### Action item:
Locate and copy each line in the data that contains the word "Medicine".

Transcript data for document pages:
-- Opening Marker --
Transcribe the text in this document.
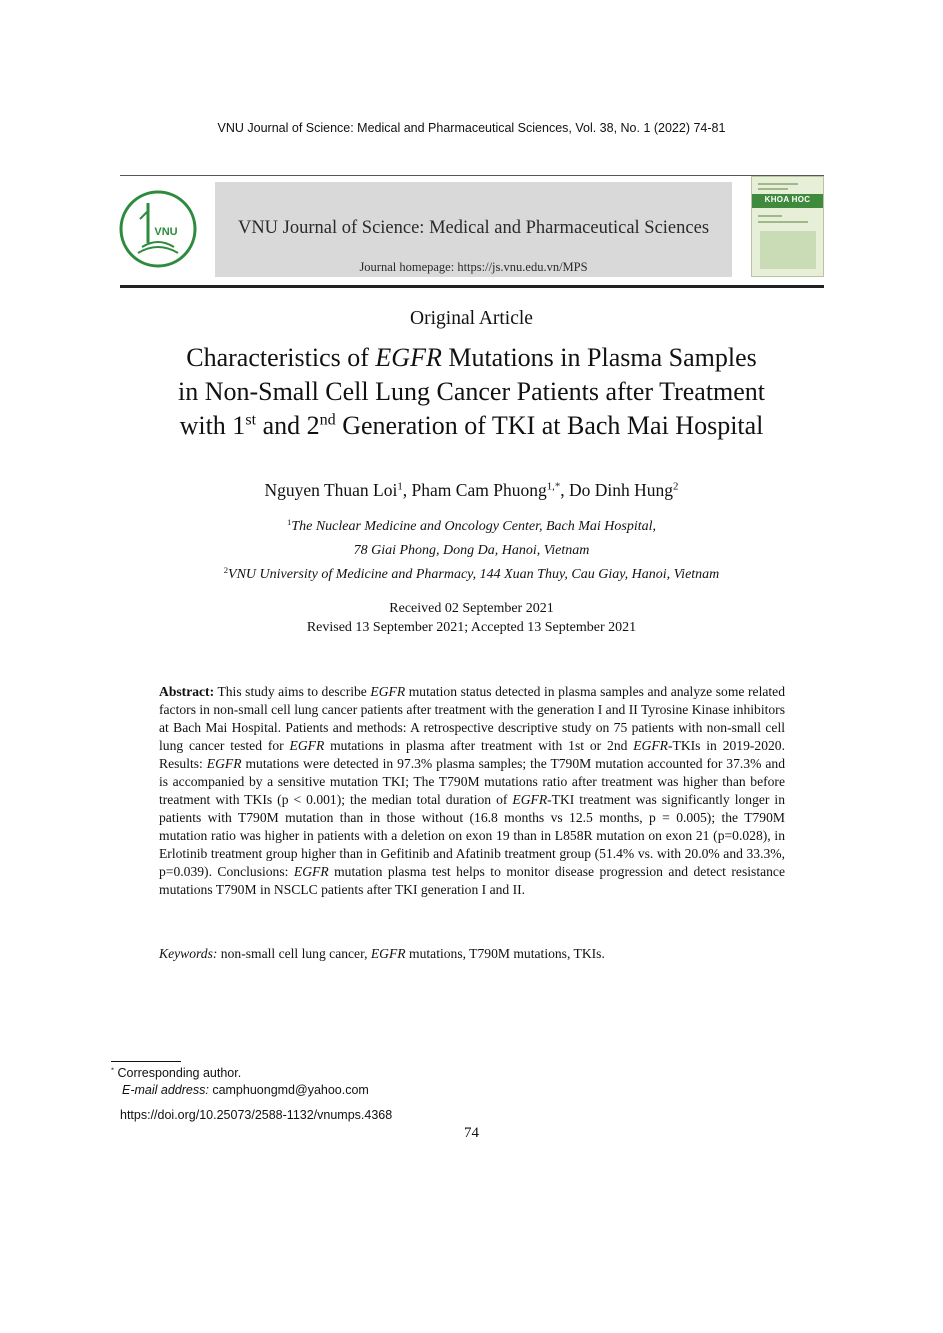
VNU Journal of Science: Medical and Pharmaceutical Sciences, Vol. 38, No. 1 (2022) 74-81
VNU	VNU Journal of Science: Medical and Pharmaceutical Sciences
Journal homepage: https://js.vnu.edu.vn/MPS
KHOA HOC
Original Article
Characteristics of EGFR Mutations in Plasma Samples
in Non-Small Cell Lung Cancer Patients after Treatment
with 1st and 2nd Generation of TKI at Bach Mai Hospital
Nguyen Thuan Loi$^1$, Pham Cam Phuong$^{1,*}$, Do Dinh Hung$^2$
$^1$The Nuclear Medicine and Oncology Center, Bach Mai Hospital,
78 Giai Phong, Dong Da, Hanoi, Vietnam
$^2$VNU University of Medicine and Pharmacy, 144 Xuan Thuy, Cau Giay, Hanoi, Vietnam
Received 02 September 2021
Revised 13 September 2021; Accepted 13 September 2021
Abstract: This study aims to describe EGFR mutation status detected in plasma samples and analyze some related factors in non-small cell lung cancer patients after treatment with the generation I and II Tyrosine Kinase inhibitors at Bach Mai Hospital. Patients and methods: A retrospective descriptive study on 75 patients with non-small cell lung cancer tested for EGFR mutations in plasma after treatment with 1st or 2nd EGFR-TKIs in 2019-2020. Results: EGFR mutations were detected in 97.3% plasma samples; the T790M mutation accounted for 37.3% and is accompanied by a sensitive mutation TKI; The T790M mutations ratio after treatment was higher than before treatment with TKIs (p < 0.001); the median total duration of EGFR-TKI treatment was significantly longer in patients with T790M mutation than in those without (16.8 months vs 12.5 months, p = 0.005); the T790M mutation ratio was higher in patients with a deletion on exon 19 than in L858R mutation on exon 21 (p=0.028), in Erlotinib treatment group higher than in Gefitinib and Afatinib treatment group (51.4% vs. with 20.0% and 33.3%, p=0.039). Conclusions: EGFR mutation plasma test helps to monitor disease progression and detect resistance mutations T790M in NSCLC patients after TKI generation I and II.
Keywords: non-small cell lung cancer, EGFR mutations, T790M mutations, TKIs.
* Corresponding author.
E-mail address: camphuongmd@yahoo.com
https://doi.org/10.25073/2588-1132/vnumps.4368
74
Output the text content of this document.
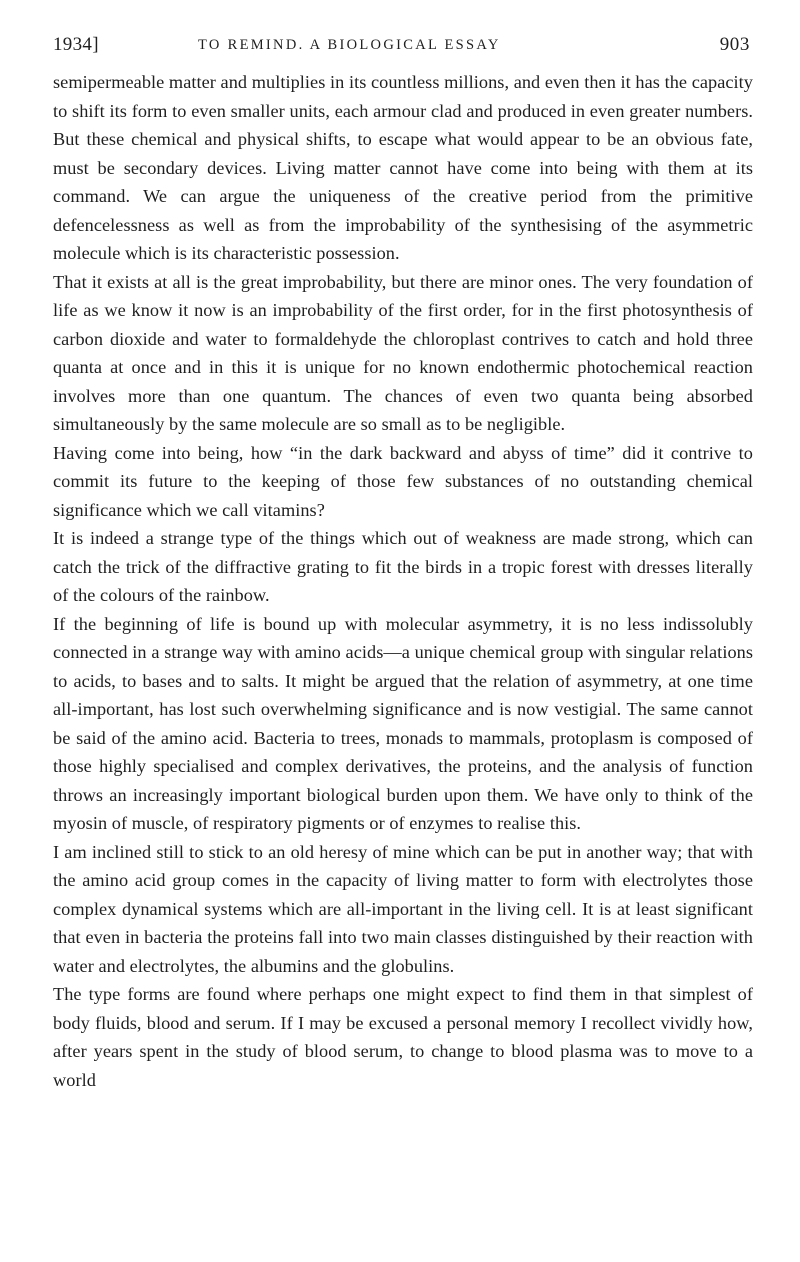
1934]	TO REMIND. A BIOLOGICAL ESSAY	903

semipermeable matter and multiplies in its countless millions, and even then it has the capacity to shift its form to even smaller units, each armour clad and produced in even greater numbers. But these chemical and physical shifts, to escape what would appear to be an obvious fate, must be secondary devices. Living matter cannot have come into being with them at its command. We can argue the uniqueness of the creative period from the primitive defencelessness as well as from the improbability of the synthesising of the asymmetric molecule which is its characteristic possession.

That it exists at all is the great improbability, but there are minor ones. The very foundation of life as we know it now is an improbability of the first order, for in the first photosynthesis of carbon dioxide and water to formaldehyde the chloroplast contrives to catch and hold three quanta at once and in this it is unique for no known endothermic photochemical reaction involves more than one quantum. The chances of even two quanta being absorbed simultaneously by the same molecule are so small as to be negligible.

Having come into being, how “in the dark backward and abyss of time” did it contrive to commit its future to the keeping of those few substances of no outstanding chemical significance which we call vitamins?

It is indeed a strange type of the things which out of weakness are made strong, which can catch the trick of the diffractive grating to fit the birds in a tropic forest with dresses literally of the colours of the rainbow.

If the beginning of life is bound up with molecular asymmetry, it is no less indissolubly connected in a strange way with amino acids—a unique chemical group with singular relations to acids, to bases and to salts. It might be argued that the relation of asymmetry, at one time all-important, has lost such overwhelming significance and is now vestigial. The same cannot be said of the amino acid. Bacteria to trees, monads to mammals, protoplasm is composed of those highly specialised and complex derivatives, the proteins, and the analysis of function throws an increasingly important biological burden upon them. We have only to think of the myosin of muscle, of respiratory pigments or of enzymes to realise this.

I am inclined still to stick to an old heresy of mine which can be put in another way; that with the amino acid group comes in the capacity of living matter to form with electrolytes those complex dynamical systems which are all-important in the living cell. It is at least significant that even in bacteria the proteins fall into two main classes distinguished by their reaction with water and electrolytes, the albumins and the globulins.

The type forms are found where perhaps one might expect to find them in that simplest of body fluids, blood and serum. If I may be excused a personal memory I recollect vividly how, after years spent in the study of blood serum, to change to blood plasma was to move to a world
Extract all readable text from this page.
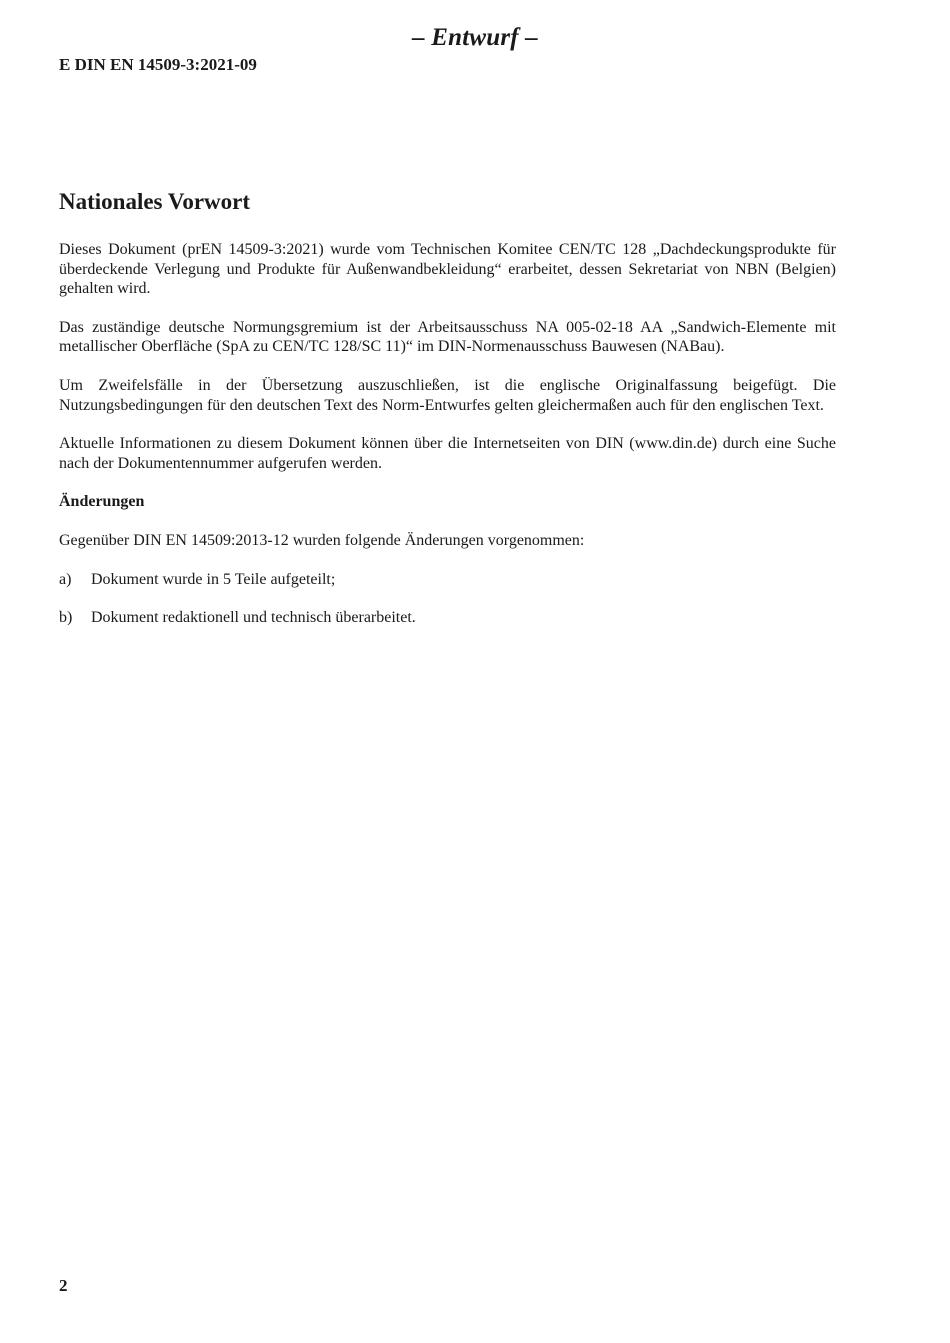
– Entwurf –
E DIN EN 14509-3:2021-09
Nationales Vorwort

Dieses Dokument (prEN 14509-3:2021) wurde vom Technischen Komitee CEN/TC 128 „Dachdeckungsprodukte für überdeckende Verlegung und Produkte für Außenwandbekleidung“ erarbeitet, dessen Sekretariat von NBN (Belgien) gehalten wird.

Das zuständige deutsche Normungsgremium ist der Arbeitsausschuss NA 005-02-18 AA „Sandwich-Elemente mit metallischer Oberfläche (SpA zu CEN/TC 128/SC 11)“ im DIN-Normenausschuss Bauwesen (NABau).

Um Zweifelsfälle in der Übersetzung auszuschließen, ist die englische Originalfassung beigefügt. Die Nutzungsbedingungen für den deutschen Text des Norm-Entwurfes gelten gleichermaßen auch für den englischen Text.

Aktuelle Informationen zu diesem Dokument können über die Internetseiten von DIN (www.din.de) durch eine Suche nach der Dokumentennummer aufgerufen werden.

Änderungen

Gegenüber DIN EN 14509:2013-12 wurden folgende Änderungen vorgenommen:

a)	Dokument wurde in 5 Teile aufgeteilt;
b)	Dokument redaktionell und technisch überarbeitet.
2
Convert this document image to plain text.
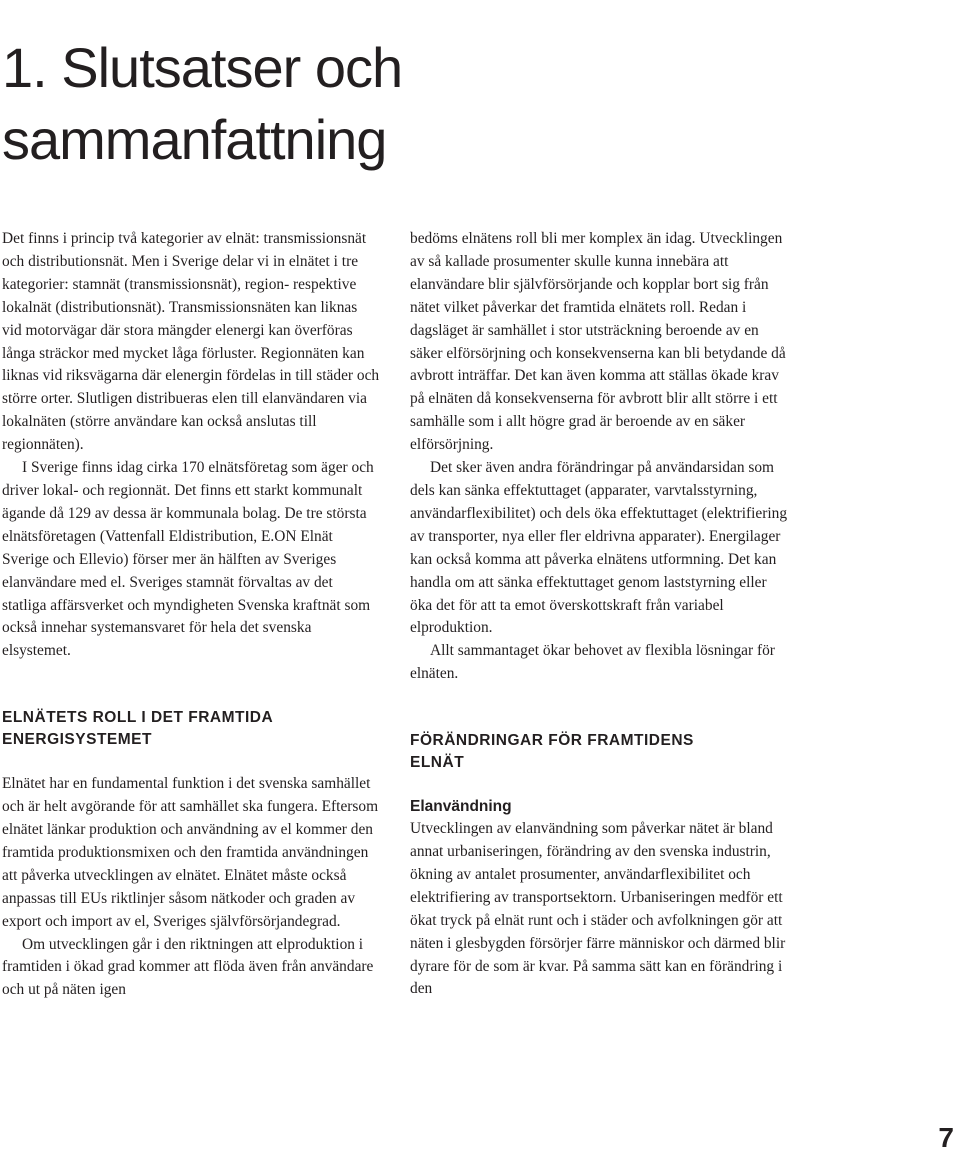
1. Slutsatser och
sammanfattning

Det finns i princip två kategorier av elnät: transmissionsnät och distributionsnät. Men i Sverige delar vi in elnätet i tre kategorier: stamnät (transmissionsnät), region- respektive lokalnät (distributionsnät). Transmissionsnäten kan liknas vid motorvägar där stora mängder elenergi kan överföras långa sträckor med mycket låga förluster. Regionnäten kan liknas vid riksvägarna där elenergin fördelas in till städer och större orter. Slutligen distribueras elen till elanvändaren via lokalnäten (större användare kan också anslutas till regionnäten).

I Sverige finns idag cirka 170 elnätsföretag som äger och driver lokal- och regionnät. Det finns ett starkt kommunalt ägande då 129 av dessa är kommunala bolag. De tre största elnätsföretagen (Vattenfall Eldistribution, E.ON Elnät Sverige och Ellevio) förser mer än hälften av Sveriges elanvändare med el. Sveriges stamnät förvaltas av det statliga affärsverket och myndigheten Svenska kraftnät som också innehar systemansvaret för hela det svenska elsystemet.

ELNÄTETS ROLL I DET FRAMTIDA
ENERGISYSTEMET

Elnätet har en fundamental funktion i det svenska samhället och är helt avgörande för att samhället ska fungera. Eftersom elnätet länkar produktion och användning av el kommer den framtida produktionsmixen och den framtida användningen att påverka utvecklingen av elnätet. Elnätet måste också anpassas till EUs riktlinjer såsom nätkoder och graden av export och import av el, Sveriges självförsörjandegrad.

Om utvecklingen går i den riktningen att elproduktion i framtiden i ökad grad kommer att flöda även från användare och ut på näten igen

bedöms elnätens roll bli mer komplex än idag. Utvecklingen av så kallade prosumenter skulle kunna innebära att elanvändare blir självförsörjande och kopplar bort sig från nätet vilket påverkar det framtida elnätets roll. Redan i dagsläget är samhället i stor utsträckning beroende av en säker elförsörjning och konsekvenserna kan bli betydande då avbrott inträffar. Det kan även komma att ställas ökade krav på elnäten då konsekvenserna för avbrott blir allt större i ett samhälle som i allt högre grad är beroende av en säker elförsörjning.

Det sker även andra förändringar på användarsidan som dels kan sänka effektuttaget (apparater, varvtalsstyrning, användarflexibilitet) och dels öka effektuttaget (elektrifiering av transporter, nya eller fler eldrivna apparater). Energilager kan också komma att påverka elnätens utformning. Det kan handla om att sänka effektuttaget genom laststyrning eller öka det för att ta emot överskottskraft från variabel elproduktion.

Allt sammantaget ökar behovet av flexibla lösningar för elnäten.

FÖRÄNDRINGAR FÖR FRAMTIDENS
ELNÄT
Elanvändning

Utvecklingen av elanvändning som påverkar nätet är bland annat urbaniseringen, förändring av den svenska industrin, ökning av antalet prosumenter, användarflexibilitet och elektrifiering av transportsektorn. Urbaniseringen medför ett ökat tryck på elnät runt och i städer och avfolkningen gör att näten i glesbygden försörjer färre människor och därmed blir dyrare för de som är kvar. På samma sätt kan en förändring i den

7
-- Closing Marker --
### Result for this exercise:
$^1$The Nuclear Medicine and Oncology Center, Bach Mai Hospital,
$^2$VNU University of Medicine and Pharmacy, 144 Xuan Thuy, Cau Giay, Hanoi, Vietnam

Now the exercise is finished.